Identify each line holding the string "выплаты" and copy it.
+===+
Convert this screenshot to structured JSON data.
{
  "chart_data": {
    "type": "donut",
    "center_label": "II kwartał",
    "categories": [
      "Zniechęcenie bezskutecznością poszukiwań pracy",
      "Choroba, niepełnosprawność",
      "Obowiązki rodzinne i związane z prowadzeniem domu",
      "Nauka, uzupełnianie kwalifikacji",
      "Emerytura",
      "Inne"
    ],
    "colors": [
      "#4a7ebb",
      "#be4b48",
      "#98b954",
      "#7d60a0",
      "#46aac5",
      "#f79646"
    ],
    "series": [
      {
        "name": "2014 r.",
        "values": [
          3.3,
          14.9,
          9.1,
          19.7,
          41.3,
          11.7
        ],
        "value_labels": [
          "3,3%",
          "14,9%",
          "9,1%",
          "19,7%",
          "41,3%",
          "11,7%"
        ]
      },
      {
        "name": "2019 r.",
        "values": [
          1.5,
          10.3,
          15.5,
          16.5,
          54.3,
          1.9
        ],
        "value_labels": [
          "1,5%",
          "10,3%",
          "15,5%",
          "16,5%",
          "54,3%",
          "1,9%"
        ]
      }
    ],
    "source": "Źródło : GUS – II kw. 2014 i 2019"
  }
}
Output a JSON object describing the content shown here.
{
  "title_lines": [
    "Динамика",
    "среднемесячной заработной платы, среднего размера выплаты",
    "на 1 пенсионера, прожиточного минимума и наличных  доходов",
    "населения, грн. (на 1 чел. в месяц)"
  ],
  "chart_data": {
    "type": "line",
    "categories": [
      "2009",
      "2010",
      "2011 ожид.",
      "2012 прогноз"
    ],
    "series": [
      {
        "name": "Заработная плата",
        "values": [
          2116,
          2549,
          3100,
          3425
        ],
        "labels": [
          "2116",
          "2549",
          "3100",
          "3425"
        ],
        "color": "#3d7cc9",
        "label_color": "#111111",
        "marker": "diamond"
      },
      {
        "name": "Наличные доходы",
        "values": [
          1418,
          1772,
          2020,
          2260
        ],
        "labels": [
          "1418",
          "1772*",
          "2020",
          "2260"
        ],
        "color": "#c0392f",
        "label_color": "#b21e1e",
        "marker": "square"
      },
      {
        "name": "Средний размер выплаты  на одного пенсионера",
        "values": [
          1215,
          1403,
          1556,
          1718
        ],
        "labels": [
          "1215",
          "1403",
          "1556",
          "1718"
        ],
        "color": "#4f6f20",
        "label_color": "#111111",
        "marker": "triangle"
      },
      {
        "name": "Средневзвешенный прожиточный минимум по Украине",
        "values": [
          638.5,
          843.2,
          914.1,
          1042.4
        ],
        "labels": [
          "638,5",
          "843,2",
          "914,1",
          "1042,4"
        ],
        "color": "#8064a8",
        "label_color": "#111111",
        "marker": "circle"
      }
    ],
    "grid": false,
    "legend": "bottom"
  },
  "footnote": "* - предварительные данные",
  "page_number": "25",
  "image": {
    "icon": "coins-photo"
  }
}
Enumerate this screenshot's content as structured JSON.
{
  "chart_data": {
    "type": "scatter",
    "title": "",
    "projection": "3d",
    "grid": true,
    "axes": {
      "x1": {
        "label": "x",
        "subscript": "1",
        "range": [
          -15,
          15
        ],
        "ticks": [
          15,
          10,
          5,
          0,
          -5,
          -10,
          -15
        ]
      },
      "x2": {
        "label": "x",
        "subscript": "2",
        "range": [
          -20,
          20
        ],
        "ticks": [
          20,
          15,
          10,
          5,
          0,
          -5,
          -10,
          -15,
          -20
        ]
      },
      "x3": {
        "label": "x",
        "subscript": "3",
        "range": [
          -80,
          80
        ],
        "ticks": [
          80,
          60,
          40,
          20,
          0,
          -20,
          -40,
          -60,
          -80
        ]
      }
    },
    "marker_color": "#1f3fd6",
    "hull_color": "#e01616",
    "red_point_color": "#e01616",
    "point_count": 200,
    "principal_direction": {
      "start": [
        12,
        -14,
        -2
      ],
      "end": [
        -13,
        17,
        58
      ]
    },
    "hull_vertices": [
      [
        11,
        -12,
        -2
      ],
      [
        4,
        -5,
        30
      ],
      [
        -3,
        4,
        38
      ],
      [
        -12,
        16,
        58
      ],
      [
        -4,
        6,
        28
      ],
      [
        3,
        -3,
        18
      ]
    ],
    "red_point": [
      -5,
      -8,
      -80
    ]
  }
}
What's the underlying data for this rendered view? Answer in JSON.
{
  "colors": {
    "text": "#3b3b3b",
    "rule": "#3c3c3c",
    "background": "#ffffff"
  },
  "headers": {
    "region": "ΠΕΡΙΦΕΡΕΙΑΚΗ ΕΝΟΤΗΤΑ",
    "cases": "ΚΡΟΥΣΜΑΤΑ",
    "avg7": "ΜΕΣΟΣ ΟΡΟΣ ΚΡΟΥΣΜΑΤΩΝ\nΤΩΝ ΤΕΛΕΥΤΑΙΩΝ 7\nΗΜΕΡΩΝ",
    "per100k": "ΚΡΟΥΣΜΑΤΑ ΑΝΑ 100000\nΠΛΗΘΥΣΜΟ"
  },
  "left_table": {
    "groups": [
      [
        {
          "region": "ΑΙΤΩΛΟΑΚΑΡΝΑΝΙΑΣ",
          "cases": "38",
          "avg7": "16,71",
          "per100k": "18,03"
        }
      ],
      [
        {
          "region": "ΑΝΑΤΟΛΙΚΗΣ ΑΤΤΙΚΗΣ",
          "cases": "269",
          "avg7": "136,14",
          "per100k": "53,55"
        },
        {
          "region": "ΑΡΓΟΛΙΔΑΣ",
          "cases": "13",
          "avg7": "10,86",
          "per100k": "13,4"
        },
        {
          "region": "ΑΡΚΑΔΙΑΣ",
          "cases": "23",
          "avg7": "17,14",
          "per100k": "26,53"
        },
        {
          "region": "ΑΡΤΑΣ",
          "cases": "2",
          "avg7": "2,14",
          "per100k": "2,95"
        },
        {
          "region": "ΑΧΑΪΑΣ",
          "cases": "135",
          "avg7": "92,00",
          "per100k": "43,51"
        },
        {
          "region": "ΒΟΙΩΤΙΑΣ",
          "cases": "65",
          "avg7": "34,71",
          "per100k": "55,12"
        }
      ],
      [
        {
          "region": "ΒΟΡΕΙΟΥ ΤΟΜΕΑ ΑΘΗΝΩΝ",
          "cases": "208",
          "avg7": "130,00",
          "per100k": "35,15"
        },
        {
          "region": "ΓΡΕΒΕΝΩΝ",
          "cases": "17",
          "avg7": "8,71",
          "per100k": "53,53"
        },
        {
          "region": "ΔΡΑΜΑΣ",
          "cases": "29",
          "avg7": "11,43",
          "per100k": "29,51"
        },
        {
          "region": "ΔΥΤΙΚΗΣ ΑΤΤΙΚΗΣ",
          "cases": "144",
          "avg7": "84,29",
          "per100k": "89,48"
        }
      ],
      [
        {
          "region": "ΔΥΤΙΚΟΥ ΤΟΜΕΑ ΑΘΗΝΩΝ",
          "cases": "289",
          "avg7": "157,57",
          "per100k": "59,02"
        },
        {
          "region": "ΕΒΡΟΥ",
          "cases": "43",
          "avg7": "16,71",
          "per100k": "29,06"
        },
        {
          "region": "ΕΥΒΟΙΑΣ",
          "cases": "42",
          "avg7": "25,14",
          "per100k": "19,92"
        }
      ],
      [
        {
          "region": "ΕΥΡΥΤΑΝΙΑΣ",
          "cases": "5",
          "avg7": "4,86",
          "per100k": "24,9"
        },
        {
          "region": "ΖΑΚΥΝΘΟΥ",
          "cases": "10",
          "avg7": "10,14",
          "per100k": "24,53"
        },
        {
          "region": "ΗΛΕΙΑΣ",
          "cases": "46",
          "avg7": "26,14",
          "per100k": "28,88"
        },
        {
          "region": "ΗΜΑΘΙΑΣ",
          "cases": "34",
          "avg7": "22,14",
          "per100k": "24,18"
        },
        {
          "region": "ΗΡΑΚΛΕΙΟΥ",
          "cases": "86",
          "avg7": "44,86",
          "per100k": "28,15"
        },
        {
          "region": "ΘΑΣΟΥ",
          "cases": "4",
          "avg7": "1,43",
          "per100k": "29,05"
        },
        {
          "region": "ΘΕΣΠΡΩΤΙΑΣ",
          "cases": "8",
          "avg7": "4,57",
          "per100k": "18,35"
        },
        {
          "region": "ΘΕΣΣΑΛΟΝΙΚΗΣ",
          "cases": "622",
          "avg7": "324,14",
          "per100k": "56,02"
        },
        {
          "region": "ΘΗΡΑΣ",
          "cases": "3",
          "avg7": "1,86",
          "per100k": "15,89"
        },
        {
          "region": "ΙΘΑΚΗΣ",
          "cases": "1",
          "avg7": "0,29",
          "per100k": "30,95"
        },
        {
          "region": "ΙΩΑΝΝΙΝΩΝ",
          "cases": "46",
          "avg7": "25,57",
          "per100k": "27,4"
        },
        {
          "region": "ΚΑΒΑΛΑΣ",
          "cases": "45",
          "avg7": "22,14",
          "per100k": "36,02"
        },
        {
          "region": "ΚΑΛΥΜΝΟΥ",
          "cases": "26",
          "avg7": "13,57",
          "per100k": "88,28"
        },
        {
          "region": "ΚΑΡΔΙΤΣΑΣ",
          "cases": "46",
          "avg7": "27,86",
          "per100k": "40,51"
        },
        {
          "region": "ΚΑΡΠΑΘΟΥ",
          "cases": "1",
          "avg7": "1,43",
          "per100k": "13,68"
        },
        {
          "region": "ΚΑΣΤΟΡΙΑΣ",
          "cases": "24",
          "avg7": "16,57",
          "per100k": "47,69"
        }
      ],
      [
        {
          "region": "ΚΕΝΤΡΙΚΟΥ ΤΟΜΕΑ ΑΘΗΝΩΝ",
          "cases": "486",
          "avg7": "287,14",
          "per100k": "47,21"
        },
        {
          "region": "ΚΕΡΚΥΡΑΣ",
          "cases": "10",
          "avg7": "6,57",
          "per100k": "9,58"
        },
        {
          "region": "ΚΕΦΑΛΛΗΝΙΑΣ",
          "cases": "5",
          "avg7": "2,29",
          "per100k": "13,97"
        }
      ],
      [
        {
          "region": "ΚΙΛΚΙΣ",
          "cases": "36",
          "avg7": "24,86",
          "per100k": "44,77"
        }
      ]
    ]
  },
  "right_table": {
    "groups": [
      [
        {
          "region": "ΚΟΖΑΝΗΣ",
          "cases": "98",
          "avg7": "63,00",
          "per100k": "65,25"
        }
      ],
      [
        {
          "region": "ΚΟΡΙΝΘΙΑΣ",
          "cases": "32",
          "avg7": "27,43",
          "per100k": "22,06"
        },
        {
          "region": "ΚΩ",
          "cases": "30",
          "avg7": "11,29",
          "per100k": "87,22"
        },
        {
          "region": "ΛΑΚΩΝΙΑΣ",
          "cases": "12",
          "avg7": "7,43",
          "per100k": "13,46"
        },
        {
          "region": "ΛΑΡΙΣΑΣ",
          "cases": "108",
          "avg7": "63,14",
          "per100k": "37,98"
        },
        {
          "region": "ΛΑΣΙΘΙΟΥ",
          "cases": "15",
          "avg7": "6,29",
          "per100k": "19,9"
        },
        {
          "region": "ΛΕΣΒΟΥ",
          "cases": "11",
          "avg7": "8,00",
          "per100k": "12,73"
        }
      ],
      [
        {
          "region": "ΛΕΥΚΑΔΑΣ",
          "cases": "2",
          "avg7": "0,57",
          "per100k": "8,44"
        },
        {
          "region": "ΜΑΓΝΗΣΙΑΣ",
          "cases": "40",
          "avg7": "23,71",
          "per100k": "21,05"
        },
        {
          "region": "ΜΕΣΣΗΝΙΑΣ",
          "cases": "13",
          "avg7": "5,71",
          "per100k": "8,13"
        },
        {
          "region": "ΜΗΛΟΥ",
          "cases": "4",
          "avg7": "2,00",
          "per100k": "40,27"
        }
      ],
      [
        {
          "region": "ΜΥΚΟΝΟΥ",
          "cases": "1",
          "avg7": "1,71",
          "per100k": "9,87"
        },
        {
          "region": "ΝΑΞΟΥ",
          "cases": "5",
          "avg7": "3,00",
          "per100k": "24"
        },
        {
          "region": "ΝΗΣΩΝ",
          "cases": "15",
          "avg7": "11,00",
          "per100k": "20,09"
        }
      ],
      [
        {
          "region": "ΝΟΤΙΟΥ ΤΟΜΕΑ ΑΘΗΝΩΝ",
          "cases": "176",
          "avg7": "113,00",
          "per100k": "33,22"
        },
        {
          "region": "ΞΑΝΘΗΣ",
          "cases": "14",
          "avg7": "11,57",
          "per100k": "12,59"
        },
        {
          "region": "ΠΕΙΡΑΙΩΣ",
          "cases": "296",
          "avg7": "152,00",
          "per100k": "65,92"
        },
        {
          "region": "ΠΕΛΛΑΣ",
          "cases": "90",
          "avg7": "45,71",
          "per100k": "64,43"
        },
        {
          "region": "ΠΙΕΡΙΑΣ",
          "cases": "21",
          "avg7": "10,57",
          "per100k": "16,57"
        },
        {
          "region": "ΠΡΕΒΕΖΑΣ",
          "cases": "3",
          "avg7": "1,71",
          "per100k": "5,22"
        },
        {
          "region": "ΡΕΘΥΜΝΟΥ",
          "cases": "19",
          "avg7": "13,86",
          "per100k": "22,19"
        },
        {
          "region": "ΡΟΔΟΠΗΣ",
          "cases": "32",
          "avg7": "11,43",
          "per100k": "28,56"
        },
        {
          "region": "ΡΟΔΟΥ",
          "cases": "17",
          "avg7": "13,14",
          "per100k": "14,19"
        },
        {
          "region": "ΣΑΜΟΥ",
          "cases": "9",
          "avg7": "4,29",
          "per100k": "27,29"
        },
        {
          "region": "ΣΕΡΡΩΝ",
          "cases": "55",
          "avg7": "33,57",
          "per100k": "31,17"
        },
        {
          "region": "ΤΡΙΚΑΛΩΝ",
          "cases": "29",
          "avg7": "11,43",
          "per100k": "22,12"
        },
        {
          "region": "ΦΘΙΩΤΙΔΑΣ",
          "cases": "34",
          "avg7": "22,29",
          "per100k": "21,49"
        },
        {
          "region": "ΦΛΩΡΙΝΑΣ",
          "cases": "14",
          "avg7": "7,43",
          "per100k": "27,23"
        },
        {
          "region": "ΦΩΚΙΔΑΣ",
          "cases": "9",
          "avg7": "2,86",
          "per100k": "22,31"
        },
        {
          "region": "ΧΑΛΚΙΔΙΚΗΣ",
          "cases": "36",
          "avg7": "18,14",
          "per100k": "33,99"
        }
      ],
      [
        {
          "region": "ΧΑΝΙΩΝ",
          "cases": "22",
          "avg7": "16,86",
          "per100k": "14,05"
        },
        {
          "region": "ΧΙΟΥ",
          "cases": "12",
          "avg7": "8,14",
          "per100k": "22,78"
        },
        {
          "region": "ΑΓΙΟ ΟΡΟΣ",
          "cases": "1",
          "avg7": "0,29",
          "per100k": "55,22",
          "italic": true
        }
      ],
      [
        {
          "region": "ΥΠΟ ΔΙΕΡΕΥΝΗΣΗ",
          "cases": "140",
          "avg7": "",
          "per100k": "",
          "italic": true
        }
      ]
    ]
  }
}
+===+
_WRITTEN REPLY:_
    "среднемесячной заработной платы, среднего размера выплаты",
        "name": "Средний размер выплаты  на одного пенсионера",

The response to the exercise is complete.